The exercise >> List every line below containing "description".

Data shown >>

BEGIN

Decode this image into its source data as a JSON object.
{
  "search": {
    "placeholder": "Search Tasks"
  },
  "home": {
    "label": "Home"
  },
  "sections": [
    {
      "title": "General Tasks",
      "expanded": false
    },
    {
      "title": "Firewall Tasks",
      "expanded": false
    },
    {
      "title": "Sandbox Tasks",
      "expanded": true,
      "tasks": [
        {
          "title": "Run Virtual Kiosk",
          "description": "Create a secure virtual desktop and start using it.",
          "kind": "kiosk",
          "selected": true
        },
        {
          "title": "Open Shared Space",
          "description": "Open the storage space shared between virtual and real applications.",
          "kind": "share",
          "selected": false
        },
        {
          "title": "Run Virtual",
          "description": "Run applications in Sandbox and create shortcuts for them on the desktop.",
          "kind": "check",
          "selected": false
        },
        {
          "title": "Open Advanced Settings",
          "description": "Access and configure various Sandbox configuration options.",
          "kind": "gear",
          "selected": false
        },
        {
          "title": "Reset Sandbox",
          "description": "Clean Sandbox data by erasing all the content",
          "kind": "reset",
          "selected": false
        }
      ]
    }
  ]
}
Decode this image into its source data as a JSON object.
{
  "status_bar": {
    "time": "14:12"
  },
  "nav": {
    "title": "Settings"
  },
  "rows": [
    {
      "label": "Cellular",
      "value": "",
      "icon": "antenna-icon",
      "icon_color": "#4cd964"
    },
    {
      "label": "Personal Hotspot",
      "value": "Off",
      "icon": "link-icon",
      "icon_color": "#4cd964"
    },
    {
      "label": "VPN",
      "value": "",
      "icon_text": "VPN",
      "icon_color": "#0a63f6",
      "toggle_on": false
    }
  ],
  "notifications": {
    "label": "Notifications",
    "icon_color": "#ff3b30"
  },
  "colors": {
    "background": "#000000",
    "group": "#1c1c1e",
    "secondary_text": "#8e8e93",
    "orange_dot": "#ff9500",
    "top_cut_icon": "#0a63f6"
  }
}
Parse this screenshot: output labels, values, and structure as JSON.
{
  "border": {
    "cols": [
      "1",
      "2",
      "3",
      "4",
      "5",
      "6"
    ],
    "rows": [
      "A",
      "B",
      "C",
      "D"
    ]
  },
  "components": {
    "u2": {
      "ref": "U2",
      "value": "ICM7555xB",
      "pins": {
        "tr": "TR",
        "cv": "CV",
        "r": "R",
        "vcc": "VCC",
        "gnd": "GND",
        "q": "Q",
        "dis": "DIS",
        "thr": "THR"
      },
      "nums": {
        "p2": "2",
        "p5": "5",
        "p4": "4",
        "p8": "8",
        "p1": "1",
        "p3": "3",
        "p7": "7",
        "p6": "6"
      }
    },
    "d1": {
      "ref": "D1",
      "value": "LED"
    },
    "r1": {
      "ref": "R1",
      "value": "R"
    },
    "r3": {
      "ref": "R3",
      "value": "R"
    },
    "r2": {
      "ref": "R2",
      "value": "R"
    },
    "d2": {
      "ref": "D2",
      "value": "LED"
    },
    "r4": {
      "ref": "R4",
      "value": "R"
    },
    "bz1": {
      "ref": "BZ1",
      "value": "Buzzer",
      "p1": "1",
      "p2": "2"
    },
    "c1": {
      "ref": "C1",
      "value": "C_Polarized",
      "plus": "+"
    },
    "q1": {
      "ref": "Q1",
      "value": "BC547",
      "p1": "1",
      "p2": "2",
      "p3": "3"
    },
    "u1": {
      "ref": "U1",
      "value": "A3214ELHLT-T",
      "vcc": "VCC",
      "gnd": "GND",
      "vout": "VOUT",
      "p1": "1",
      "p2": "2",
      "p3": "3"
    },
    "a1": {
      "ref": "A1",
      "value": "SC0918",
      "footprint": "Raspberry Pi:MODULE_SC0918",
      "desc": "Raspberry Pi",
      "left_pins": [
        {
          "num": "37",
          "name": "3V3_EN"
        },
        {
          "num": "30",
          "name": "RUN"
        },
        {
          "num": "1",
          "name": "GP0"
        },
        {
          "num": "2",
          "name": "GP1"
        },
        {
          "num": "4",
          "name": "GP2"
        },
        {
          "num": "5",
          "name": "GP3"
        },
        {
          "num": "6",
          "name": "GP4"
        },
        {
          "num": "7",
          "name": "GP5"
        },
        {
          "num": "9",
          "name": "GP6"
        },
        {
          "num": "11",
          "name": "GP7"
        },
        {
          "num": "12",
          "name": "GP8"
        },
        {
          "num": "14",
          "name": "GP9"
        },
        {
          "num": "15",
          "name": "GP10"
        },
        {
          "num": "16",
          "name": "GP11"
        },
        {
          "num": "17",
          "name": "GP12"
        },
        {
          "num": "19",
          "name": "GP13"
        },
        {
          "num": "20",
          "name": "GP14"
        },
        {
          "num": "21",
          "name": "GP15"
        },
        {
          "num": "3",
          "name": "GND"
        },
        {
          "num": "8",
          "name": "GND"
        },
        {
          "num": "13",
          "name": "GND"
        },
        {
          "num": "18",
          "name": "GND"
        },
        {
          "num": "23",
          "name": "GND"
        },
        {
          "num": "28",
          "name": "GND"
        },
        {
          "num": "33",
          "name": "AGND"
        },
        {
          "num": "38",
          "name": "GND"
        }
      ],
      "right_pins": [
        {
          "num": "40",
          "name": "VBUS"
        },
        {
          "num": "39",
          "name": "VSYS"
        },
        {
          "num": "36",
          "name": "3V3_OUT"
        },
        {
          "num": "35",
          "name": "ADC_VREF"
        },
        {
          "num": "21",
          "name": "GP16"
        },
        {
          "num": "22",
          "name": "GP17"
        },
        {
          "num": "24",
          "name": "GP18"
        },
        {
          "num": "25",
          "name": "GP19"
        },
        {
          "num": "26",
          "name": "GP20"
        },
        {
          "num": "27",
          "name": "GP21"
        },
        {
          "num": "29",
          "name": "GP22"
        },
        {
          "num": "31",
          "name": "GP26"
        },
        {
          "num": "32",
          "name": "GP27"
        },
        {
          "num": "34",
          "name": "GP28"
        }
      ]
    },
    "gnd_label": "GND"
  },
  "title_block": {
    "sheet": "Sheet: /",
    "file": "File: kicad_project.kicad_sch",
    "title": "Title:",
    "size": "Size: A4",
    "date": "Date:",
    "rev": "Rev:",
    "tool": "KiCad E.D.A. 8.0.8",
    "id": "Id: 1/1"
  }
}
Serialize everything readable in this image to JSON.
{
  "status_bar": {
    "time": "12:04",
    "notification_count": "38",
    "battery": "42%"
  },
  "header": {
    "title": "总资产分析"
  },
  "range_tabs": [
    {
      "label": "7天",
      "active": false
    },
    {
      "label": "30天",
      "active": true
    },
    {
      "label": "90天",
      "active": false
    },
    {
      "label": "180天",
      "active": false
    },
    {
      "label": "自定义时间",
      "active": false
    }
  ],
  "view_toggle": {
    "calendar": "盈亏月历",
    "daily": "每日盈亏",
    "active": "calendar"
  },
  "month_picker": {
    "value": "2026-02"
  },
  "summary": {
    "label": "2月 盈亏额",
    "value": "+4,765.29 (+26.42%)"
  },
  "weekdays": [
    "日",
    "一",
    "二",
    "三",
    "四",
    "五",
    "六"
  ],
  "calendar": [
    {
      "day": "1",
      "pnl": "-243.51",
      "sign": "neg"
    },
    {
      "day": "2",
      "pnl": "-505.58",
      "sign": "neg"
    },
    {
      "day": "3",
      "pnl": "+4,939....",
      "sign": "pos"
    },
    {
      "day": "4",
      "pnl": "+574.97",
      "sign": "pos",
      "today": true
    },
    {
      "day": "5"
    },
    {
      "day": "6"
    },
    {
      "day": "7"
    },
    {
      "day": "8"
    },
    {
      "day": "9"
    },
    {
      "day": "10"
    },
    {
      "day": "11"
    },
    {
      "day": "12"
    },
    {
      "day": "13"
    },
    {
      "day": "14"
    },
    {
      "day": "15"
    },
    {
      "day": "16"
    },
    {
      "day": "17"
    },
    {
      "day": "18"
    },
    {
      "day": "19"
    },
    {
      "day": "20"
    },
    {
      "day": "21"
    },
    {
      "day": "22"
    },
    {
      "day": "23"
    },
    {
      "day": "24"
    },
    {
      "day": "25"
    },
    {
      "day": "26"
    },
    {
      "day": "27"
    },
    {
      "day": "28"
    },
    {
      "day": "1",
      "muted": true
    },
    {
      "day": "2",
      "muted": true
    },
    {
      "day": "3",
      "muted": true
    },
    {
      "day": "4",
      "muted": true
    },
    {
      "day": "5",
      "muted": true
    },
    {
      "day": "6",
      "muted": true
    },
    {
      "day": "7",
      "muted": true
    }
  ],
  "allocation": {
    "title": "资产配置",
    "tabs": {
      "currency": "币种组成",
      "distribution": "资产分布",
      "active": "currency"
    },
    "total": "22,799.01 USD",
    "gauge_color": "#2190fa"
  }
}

END

Result >>
          "description": "Create a secure virtual desktop and start using it.",
          "description": "Open the storage space shared between virtual and real applications.",
          "description": "Run applications in Sandbox and create shortcuts for them on the desktop.",
          "description": "Access and configure various Sandbox configuration options.",
          "description": "Clean Sandbox data by erasing all the content",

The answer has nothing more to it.